**Exercise task**
All entries below are to be set down again, identical to the source.

** START Items **

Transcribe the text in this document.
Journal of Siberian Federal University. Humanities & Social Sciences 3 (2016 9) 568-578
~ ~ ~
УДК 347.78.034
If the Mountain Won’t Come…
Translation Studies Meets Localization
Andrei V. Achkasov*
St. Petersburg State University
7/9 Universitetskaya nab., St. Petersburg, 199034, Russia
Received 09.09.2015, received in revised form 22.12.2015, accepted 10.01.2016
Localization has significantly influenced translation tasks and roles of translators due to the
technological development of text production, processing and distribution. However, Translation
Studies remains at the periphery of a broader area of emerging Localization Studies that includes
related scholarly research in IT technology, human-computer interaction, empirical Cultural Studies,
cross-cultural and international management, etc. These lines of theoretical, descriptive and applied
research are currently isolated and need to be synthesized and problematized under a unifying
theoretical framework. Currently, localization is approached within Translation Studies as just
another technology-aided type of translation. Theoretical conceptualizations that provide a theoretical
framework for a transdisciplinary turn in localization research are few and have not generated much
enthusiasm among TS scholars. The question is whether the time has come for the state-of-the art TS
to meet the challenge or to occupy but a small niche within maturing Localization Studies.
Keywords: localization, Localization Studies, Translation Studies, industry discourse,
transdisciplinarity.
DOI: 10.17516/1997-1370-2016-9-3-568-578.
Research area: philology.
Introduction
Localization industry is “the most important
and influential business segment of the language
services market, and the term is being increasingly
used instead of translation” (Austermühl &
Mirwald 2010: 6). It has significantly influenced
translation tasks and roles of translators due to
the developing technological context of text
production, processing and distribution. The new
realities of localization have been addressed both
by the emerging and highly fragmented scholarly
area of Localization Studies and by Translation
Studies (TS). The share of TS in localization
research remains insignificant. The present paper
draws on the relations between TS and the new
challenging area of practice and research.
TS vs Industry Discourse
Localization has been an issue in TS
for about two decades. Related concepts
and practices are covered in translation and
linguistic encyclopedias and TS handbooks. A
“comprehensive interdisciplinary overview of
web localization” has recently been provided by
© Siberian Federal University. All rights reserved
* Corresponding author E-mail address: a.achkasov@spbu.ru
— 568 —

** END Items **

**Worked answer**
Transcribe the text in this document.
Journal of Siberian Federal University. Humanities & Social Sciences 3 (2016 9) 568-578
~ ~ ~
УДК 347.78.034
If the Mountain Won’t Come…
Translation Studies Meets Localization
Andrei V. Achkasov*
St. Petersburg State University
7/9 Universitetskaya nab., St. Petersburg, 199034, Russia
Received 09.09.2015, received in revised form 22.12.2015, accepted 10.01.2016
Localization has significantly influenced translation tasks and roles of translators due to the
technological development of text production, processing and distribution. However, Translation
Studies remains at the periphery of a broader area of emerging Localization Studies that includes
related scholarly research in IT technology, human-computer interaction, empirical Cultural Studies,
cross-cultural and international management, etc. These lines of theoretical, descriptive and applied
research are currently isolated and need to be synthesized and problematized under a unifying
theoretical framework. Currently, localization is approached within Translation Studies as just
another technology-aided type of translation. Theoretical conceptualizations that provide a theoretical
framework for a transdisciplinary turn in localization research are few and have not generated much
enthusiasm among TS scholars. The question is whether the time has come for the state-of-the art TS
to meet the challenge or to occupy but a small niche within maturing Localization Studies.
Keywords: localization, Localization Studies, Translation Studies, industry discourse,
transdisciplinarity.
DOI: 10.17516/1997-1370-2016-9-3-568-578.
Research area: philology.
Introduction
Localization industry is “the most important
and influential business segment of the language
services market, and the term is being increasingly
used instead of translation” (Austermühl &
Mirwald 2010: 6). It has significantly influenced
translation tasks and roles of translators due to
the developing technological context of text
production, processing and distribution. The new
realities of localization have been addressed both
by the emerging and highly fragmented scholarly
area of Localization Studies and by Translation
Studies (TS). The share of TS in localization
research remains insignificant. The present paper
draws on the relations between TS and the new
challenging area of practice and research.
TS vs Industry Discourse
Localization has been an issue in TS
for about two decades. Related concepts
and practices are covered in translation and
linguistic encyclopedias and TS handbooks. A
“comprehensive interdisciplinary overview of
web localization” has recently been provided by
© Siberian Federal University. All rights reserved
* Corresponding author E-mail address: a.achkasov@spbu.ru
— 568 —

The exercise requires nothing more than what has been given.